** Start of Dataset **

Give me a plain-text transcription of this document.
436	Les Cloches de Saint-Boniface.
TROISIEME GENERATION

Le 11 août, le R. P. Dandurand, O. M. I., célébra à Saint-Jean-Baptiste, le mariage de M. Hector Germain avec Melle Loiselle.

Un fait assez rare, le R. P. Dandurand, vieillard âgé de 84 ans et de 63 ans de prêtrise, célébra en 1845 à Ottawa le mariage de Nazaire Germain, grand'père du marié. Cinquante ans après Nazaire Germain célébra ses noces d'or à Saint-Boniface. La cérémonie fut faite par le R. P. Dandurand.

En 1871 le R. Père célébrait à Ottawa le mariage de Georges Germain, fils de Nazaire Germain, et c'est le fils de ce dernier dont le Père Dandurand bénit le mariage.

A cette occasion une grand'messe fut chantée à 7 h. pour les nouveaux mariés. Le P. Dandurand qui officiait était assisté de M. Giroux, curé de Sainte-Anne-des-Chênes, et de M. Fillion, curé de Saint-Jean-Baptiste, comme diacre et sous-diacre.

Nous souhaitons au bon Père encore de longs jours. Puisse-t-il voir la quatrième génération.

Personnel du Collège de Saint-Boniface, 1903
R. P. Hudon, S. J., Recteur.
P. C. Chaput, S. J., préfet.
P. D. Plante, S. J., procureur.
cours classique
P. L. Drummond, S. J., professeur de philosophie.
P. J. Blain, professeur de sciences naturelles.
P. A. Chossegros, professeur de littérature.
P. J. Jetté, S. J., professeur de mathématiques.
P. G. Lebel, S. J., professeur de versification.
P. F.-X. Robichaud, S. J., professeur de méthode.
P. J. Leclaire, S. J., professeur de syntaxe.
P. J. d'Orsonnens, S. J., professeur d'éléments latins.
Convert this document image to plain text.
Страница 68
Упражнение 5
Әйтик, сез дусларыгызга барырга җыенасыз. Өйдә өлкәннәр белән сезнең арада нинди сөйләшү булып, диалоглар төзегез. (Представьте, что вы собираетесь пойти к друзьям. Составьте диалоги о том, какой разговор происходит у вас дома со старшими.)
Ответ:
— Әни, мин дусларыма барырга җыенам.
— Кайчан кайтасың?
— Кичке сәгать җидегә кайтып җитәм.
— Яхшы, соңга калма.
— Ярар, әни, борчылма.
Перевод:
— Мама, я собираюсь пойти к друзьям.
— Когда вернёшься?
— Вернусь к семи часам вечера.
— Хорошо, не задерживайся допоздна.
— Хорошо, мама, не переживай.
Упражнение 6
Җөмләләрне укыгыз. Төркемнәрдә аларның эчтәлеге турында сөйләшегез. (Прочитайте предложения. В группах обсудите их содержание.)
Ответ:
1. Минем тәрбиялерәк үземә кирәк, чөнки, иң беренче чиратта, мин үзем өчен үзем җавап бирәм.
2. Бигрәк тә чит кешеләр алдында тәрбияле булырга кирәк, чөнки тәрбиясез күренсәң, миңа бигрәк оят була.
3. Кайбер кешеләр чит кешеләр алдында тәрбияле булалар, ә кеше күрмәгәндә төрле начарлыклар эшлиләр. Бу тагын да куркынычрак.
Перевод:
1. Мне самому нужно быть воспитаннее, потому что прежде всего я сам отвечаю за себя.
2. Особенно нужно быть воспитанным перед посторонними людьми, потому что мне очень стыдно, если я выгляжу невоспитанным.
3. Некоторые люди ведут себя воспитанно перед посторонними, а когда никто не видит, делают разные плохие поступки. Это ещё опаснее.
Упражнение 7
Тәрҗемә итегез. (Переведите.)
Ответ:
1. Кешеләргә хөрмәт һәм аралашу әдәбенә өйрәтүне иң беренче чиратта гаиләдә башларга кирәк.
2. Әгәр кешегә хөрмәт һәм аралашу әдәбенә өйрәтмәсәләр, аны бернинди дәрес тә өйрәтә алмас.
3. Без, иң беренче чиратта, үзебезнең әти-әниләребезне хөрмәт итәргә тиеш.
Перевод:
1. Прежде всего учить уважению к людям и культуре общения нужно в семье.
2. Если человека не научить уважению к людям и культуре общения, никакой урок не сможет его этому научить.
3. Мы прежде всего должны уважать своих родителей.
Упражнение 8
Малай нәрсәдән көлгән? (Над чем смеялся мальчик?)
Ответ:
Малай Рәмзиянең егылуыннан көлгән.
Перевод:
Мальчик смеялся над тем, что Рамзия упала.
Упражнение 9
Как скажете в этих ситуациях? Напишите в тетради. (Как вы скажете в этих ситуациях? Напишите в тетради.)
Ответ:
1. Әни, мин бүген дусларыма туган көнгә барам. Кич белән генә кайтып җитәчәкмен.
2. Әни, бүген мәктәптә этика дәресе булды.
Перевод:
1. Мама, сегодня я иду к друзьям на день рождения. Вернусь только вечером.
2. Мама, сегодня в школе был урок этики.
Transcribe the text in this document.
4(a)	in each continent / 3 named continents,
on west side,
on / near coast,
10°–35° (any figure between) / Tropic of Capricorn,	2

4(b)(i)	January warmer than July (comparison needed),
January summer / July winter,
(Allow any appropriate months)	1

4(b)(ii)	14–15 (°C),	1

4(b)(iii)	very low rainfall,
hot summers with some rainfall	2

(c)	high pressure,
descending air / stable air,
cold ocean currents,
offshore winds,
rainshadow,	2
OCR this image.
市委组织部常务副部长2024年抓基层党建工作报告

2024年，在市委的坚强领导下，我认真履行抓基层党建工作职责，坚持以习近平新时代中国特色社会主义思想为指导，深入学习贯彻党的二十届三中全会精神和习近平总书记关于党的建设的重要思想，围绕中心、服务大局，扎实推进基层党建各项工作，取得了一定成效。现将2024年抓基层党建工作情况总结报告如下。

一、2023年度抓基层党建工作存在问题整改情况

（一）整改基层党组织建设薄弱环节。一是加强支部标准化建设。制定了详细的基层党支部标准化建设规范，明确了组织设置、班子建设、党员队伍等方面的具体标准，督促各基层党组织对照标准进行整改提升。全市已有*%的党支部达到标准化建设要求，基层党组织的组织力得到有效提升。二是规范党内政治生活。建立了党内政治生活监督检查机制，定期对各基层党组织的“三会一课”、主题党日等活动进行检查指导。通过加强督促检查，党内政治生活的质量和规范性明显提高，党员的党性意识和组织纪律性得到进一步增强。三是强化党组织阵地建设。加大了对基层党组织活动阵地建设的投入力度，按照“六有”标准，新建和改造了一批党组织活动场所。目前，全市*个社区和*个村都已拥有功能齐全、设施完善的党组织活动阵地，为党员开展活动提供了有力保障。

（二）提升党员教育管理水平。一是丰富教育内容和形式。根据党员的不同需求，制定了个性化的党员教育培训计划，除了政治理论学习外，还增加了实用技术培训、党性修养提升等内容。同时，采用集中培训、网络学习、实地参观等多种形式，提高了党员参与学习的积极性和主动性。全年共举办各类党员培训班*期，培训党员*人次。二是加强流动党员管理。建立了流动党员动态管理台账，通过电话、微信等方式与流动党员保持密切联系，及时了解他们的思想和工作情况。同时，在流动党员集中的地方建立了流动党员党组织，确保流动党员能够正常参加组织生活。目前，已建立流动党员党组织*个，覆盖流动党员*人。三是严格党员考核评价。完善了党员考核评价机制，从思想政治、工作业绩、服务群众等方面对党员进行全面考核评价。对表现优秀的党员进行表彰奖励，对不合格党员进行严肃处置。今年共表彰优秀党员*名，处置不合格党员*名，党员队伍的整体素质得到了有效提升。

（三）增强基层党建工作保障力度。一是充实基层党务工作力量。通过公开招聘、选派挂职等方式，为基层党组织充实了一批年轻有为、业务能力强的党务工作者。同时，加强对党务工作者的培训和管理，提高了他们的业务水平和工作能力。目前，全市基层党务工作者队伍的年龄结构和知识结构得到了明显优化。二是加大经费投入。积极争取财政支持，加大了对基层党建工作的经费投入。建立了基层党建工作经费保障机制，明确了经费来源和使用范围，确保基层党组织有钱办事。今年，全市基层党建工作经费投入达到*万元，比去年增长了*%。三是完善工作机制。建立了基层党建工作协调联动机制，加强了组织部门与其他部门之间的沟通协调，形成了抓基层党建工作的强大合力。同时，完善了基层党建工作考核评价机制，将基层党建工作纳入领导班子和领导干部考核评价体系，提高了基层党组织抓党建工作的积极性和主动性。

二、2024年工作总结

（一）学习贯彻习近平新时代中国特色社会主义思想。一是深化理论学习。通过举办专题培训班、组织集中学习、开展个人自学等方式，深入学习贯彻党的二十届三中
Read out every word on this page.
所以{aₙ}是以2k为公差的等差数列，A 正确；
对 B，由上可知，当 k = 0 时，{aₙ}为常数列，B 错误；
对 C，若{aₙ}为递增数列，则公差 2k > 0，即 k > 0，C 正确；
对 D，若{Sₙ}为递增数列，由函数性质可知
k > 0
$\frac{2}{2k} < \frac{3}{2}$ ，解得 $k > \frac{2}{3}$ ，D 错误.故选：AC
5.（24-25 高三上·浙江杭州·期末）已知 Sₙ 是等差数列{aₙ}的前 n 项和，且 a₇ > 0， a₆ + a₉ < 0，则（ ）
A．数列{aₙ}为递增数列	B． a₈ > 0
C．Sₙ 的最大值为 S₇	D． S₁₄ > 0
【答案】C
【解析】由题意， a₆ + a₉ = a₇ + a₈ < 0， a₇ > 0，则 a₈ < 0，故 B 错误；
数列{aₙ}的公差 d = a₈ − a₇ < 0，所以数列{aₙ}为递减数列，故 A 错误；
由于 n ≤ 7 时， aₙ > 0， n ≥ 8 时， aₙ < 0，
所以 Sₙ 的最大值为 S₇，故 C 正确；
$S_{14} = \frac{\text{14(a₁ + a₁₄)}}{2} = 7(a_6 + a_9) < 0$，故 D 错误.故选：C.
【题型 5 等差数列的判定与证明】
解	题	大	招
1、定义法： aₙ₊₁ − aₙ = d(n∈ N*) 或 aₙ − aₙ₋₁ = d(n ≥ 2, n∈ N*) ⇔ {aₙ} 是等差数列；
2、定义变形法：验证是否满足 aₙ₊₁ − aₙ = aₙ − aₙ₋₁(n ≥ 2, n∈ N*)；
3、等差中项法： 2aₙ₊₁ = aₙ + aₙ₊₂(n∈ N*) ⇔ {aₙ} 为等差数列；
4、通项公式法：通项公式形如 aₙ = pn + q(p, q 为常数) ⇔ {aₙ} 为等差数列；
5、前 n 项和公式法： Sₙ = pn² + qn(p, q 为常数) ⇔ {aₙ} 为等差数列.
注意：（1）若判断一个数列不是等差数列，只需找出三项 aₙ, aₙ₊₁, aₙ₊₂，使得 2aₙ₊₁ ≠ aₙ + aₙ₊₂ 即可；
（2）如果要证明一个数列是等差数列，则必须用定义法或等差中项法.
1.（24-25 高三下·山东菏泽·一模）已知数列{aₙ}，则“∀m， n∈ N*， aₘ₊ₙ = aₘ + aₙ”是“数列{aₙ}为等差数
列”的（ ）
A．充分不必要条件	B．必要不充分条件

** End of Dataset **

Can you quote exactly the lines from the one containing "Read out every word on this page." through the last line of the records above, and nothing else?

- [The completed task]:
Read out every word on this page.
所以{aₙ}是以2k为公差的等差数列，A 正确；
对 B，由上可知，当 k = 0 时，{aₙ}为常数列，B 错误；
对 C，若{aₙ}为递增数列，则公差 2k > 0，即 k > 0，C 正确；
对 D，若{Sₙ}为递增数列，由函数性质可知
k > 0
$\frac{2}{2k} < \frac{3}{2}$ ，解得 $k > \frac{2}{3}$ ，D 错误.故选：AC
5.（24-25 高三上·浙江杭州·期末）已知 Sₙ 是等差数列{aₙ}的前 n 项和，且 a₇ > 0， a₆ + a₉ < 0，则（ ）
A．数列{aₙ}为递增数列	B． a₈ > 0
C．Sₙ 的最大值为 S₇	D． S₁₄ > 0
【答案】C
【解析】由题意， a₆ + a₉ = a₇ + a₈ < 0， a₇ > 0，则 a₈ < 0，故 B 错误；
数列{aₙ}的公差 d = a₈ − a₇ < 0，所以数列{aₙ}为递减数列，故 A 错误；
由于 n ≤ 7 时， aₙ > 0， n ≥ 8 时， aₙ < 0，
所以 Sₙ 的最大值为 S₇，故 C 正确；
$S_{14} = \frac{\text{14(a₁ + a₁₄)}}{2} = 7(a_6 + a_9) < 0$，故 D 错误.故选：C.
【题型 5 等差数列的判定与证明】
解	题	大	招
1、定义法： aₙ₊₁ − aₙ = d(n∈ N*) 或 aₙ − aₙ₋₁ = d(n ≥ 2, n∈ N*) ⇔ {aₙ} 是等差数列；
2、定义变形法：验证是否满足 aₙ₊₁ − aₙ = aₙ − aₙ₋₁(n ≥ 2, n∈ N*)；
3、等差中项法： 2aₙ₊₁ = aₙ + aₙ₊₂(n∈ N*) ⇔ {aₙ} 为等差数列；
4、通项公式法：通项公式形如 aₙ = pn + q(p, q 为常数) ⇔ {aₙ} 为等差数列；
5、前 n 项和公式法： Sₙ = pn² + qn(p, q 为常数) ⇔ {aₙ} 为等差数列.
注意：（1）若判断一个数列不是等差数列，只需找出三项 aₙ, aₙ₊₁, aₙ₊₂，使得 2aₙ₊₁ ≠ aₙ + aₙ₊₂ 即可；
（2）如果要证明一个数列是等差数列，则必须用定义法或等差中项法.
1.（24-25 高三下·山东菏泽·一模）已知数列{aₙ}，则“∀m， n∈ N*， aₘ₊ₙ = aₘ + aₙ”是“数列{aₙ}为等差数
列”的（ ）
A．充分不必要条件	B．必要不充分条件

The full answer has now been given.